>> start Records to use

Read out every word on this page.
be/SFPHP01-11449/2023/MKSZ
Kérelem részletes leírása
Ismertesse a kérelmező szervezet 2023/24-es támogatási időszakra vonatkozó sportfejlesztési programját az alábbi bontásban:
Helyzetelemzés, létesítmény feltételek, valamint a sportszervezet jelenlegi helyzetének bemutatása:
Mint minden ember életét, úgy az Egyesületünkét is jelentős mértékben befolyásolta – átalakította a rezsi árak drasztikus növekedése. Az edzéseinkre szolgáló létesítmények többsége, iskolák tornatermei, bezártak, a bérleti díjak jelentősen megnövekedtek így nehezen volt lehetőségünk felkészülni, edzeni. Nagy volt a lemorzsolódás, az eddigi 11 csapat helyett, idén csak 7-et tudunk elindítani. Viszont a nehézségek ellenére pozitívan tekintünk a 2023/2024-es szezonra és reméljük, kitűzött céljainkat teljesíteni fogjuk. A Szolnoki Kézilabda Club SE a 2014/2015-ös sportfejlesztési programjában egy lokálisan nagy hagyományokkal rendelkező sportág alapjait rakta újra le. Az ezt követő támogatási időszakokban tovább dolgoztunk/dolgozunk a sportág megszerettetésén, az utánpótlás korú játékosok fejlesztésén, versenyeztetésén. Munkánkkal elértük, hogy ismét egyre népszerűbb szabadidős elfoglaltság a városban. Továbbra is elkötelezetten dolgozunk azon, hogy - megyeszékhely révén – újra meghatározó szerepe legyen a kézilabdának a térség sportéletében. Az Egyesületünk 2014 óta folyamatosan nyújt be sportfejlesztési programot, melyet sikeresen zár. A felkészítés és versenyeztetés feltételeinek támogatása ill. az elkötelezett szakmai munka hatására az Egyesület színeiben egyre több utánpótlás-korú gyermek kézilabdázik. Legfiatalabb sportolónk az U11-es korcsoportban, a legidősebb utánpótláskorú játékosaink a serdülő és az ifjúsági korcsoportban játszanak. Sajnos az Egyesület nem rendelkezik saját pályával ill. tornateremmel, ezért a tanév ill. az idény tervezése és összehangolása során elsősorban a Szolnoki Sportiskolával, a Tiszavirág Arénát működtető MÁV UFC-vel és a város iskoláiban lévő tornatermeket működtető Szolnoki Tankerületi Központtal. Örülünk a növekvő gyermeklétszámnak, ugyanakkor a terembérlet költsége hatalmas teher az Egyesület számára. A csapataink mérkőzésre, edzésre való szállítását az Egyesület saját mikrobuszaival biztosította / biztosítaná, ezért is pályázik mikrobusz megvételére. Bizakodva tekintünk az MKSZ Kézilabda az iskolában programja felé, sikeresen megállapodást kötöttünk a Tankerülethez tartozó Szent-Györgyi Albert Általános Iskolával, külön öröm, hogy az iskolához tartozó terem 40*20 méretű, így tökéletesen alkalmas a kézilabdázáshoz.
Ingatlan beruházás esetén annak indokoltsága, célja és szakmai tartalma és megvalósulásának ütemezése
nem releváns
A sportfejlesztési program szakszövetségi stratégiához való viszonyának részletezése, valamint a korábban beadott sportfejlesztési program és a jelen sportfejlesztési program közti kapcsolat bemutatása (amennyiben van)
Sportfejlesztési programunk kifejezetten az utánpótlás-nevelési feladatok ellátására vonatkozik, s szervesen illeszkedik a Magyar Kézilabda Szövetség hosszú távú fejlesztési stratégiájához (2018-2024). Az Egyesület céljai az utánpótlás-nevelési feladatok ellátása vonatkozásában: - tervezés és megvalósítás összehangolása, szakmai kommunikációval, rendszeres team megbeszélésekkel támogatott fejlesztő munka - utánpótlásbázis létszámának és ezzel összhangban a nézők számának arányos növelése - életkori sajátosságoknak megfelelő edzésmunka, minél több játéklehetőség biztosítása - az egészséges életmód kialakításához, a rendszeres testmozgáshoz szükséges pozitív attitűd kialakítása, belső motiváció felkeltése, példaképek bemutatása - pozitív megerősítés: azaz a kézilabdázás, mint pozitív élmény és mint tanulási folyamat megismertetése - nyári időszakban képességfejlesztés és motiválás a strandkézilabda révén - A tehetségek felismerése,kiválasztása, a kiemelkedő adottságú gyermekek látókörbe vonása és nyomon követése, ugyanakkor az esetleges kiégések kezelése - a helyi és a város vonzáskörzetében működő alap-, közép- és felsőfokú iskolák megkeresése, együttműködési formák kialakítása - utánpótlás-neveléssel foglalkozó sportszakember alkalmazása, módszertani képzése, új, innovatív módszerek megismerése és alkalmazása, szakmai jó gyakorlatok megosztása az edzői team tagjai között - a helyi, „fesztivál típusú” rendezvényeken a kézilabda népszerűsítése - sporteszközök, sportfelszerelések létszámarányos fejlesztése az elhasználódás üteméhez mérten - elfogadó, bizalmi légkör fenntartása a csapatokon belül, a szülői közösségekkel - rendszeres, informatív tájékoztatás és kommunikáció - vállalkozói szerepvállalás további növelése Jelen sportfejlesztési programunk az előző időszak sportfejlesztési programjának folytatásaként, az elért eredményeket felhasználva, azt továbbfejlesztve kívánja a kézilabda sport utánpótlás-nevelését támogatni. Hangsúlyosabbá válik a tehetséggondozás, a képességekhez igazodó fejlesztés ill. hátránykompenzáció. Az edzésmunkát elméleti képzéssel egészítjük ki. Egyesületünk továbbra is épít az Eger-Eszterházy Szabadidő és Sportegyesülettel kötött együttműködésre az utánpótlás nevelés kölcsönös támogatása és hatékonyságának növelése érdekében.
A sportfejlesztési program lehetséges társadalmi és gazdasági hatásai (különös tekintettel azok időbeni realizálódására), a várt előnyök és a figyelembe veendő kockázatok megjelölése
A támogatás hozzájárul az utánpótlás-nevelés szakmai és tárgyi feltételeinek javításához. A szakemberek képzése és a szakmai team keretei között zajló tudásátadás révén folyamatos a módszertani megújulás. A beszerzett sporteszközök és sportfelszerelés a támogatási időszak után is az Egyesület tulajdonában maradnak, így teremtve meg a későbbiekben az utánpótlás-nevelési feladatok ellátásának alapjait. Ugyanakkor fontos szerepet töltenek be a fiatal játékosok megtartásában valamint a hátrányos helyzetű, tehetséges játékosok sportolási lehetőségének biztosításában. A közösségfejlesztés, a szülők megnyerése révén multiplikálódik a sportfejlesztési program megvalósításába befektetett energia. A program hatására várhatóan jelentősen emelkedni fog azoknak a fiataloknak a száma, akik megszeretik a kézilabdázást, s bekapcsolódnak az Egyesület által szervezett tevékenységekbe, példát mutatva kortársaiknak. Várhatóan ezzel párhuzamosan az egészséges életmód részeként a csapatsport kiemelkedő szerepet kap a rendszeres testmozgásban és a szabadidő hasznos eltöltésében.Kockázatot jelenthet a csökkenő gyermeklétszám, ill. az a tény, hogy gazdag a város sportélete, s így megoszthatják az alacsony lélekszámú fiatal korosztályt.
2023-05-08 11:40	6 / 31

>> end Records to use

Task to carry out: Restate each entry exactly, skipping none.

Answer for the task:
Read out every word on this page.
be/SFPHP01-11449/2023/MKSZ
Kérelem részletes leírása
Ismertesse a kérelmező szervezet 2023/24-es támogatási időszakra vonatkozó sportfejlesztési programját az alábbi bontásban:
Helyzetelemzés, létesítmény feltételek, valamint a sportszervezet jelenlegi helyzetének bemutatása:
Mint minden ember életét, úgy az Egyesületünkét is jelentős mértékben befolyásolta – átalakította a rezsi árak drasztikus növekedése. Az edzéseinkre szolgáló létesítmények többsége, iskolák tornatermei, bezártak, a bérleti díjak jelentősen megnövekedtek így nehezen volt lehetőségünk felkészülni, edzeni. Nagy volt a lemorzsolódás, az eddigi 11 csapat helyett, idén csak 7-et tudunk elindítani. Viszont a nehézségek ellenére pozitívan tekintünk a 2023/2024-es szezonra és reméljük, kitűzött céljainkat teljesíteni fogjuk. A Szolnoki Kézilabda Club SE a 2014/2015-ös sportfejlesztési programjában egy lokálisan nagy hagyományokkal rendelkező sportág alapjait rakta újra le. Az ezt követő támogatási időszakokban tovább dolgoztunk/dolgozunk a sportág megszerettetésén, az utánpótlás korú játékosok fejlesztésén, versenyeztetésén. Munkánkkal elértük, hogy ismét egyre népszerűbb szabadidős elfoglaltság a városban. Továbbra is elkötelezetten dolgozunk azon, hogy - megyeszékhely révén – újra meghatározó szerepe legyen a kézilabdának a térség sportéletében. Az Egyesületünk 2014 óta folyamatosan nyújt be sportfejlesztési programot, melyet sikeresen zár. A felkészítés és versenyeztetés feltételeinek támogatása ill. az elkötelezett szakmai munka hatására az Egyesület színeiben egyre több utánpótlás-korú gyermek kézilabdázik. Legfiatalabb sportolónk az U11-es korcsoportban, a legidősebb utánpótláskorú játékosaink a serdülő és az ifjúsági korcsoportban játszanak. Sajnos az Egyesület nem rendelkezik saját pályával ill. tornateremmel, ezért a tanév ill. az idény tervezése és összehangolása során elsősorban a Szolnoki Sportiskolával, a Tiszavirág Arénát működtető MÁV UFC-vel és a város iskoláiban lévő tornatermeket működtető Szolnoki Tankerületi Központtal. Örülünk a növekvő gyermeklétszámnak, ugyanakkor a terembérlet költsége hatalmas teher az Egyesület számára. A csapataink mérkőzésre, edzésre való szállítását az Egyesület saját mikrobuszaival biztosította / biztosítaná, ezért is pályázik mikrobusz megvételére. Bizakodva tekintünk az MKSZ Kézilabda az iskolában programja felé, sikeresen megállapodást kötöttünk a Tankerülethez tartozó Szent-Györgyi Albert Általános Iskolával, külön öröm, hogy az iskolához tartozó terem 40*20 méretű, így tökéletesen alkalmas a kézilabdázáshoz.
Ingatlan beruházás esetén annak indokoltsága, célja és szakmai tartalma és megvalósulásának ütemezése
nem releváns
A sportfejlesztési program szakszövetségi stratégiához való viszonyának részletezése, valamint a korábban beadott sportfejlesztési program és a jelen sportfejlesztési program közti kapcsolat bemutatása (amennyiben van)
Sportfejlesztési programunk kifejezetten az utánpótlás-nevelési feladatok ellátására vonatkozik, s szervesen illeszkedik a Magyar Kézilabda Szövetség hosszú távú fejlesztési stratégiájához (2018-2024). Az Egyesület céljai az utánpótlás-nevelési feladatok ellátása vonatkozásában: - tervezés és megvalósítás összehangolása, szakmai kommunikációval, rendszeres team megbeszélésekkel támogatott fejlesztő munka - utánpótlásbázis létszámának és ezzel összhangban a nézők számának arányos növelése - életkori sajátosságoknak megfelelő edzésmunka, minél több játéklehetőség biztosítása - az egészséges életmód kialakításához, a rendszeres testmozgáshoz szükséges pozitív attitűd kialakítása, belső motiváció felkeltése, példaképek bemutatása - pozitív megerősítés: azaz a kézilabdázás, mint pozitív élmény és mint tanulási folyamat megismertetése - nyári időszakban képességfejlesztés és motiválás a strandkézilabda révén - A tehetségek felismerése,kiválasztása, a kiemelkedő adottságú gyermekek látókörbe vonása és nyomon követése, ugyanakkor az esetleges kiégések kezelése - a helyi és a város vonzáskörzetében működő alap-, közép- és felsőfokú iskolák megkeresése, együttműködési formák kialakítása - utánpótlás-neveléssel foglalkozó sportszakember alkalmazása, módszertani képzése, új, innovatív módszerek megismerése és alkalmazása, szakmai jó gyakorlatok megosztása az edzői team tagjai között - a helyi, „fesztivál típusú” rendezvényeken a kézilabda népszerűsítése - sporteszközök, sportfelszerelések létszámarányos fejlesztése az elhasználódás üteméhez mérten - elfogadó, bizalmi légkör fenntartása a csapatokon belül, a szülői közösségekkel - rendszeres, informatív tájékoztatás és kommunikáció - vállalkozói szerepvállalás további növelése Jelen sportfejlesztési programunk az előző időszak sportfejlesztési programjának folytatásaként, az elért eredményeket felhasználva, azt továbbfejlesztve kívánja a kézilabda sport utánpótlás-nevelését támogatni. Hangsúlyosabbá válik a tehetséggondozás, a képességekhez igazodó fejlesztés ill. hátránykompenzáció. Az edzésmunkát elméleti képzéssel egészítjük ki. Egyesületünk továbbra is épít az Eger-Eszterházy Szabadidő és Sportegyesülettel kötött együttműködésre az utánpótlás nevelés kölcsönös támogatása és hatékonyságának növelése érdekében.
A sportfejlesztési program lehetséges társadalmi és gazdasági hatásai (különös tekintettel azok időbeni realizálódására), a várt előnyök és a figyelembe veendő kockázatok megjelölése
A támogatás hozzájárul az utánpótlás-nevelés szakmai és tárgyi feltételeinek javításához. A szakemberek képzése és a szakmai team keretei között zajló tudásátadás révén folyamatos a módszertani megújulás. A beszerzett sporteszközök és sportfelszerelés a támogatási időszak után is az Egyesület tulajdonában maradnak, így teremtve meg a későbbiekben az utánpótlás-nevelési feladatok ellátásának alapjait. Ugyanakkor fontos szerepet töltenek be a fiatal játékosok megtartásában valamint a hátrányos helyzetű, tehetséges játékosok sportolási lehetőségének biztosításában. A közösségfejlesztés, a szülők megnyerése révén multiplikálódik a sportfejlesztési program megvalósításába befektetett energia. A program hatására várhatóan jelentősen emelkedni fog azoknak a fiataloknak a száma, akik megszeretik a kézilabdázást, s bekapcsolódnak az Egyesület által szervezett tevékenységekbe, példát mutatva kortársaiknak. Várhatóan ezzel párhuzamosan az egészséges életmód részeként a csapatsport kiemelkedő szerepet kap a rendszeres testmozgásban és a szabadidő hasznos eltöltésében.Kockázatot jelenthet a csökkenő gyermeklétszám, ill. az a tény, hogy gazdag a város sportélete, s így megoszthatják az alacsony lélekszámú fiatal korosztályt.
2023-05-08 11:40	6 / 31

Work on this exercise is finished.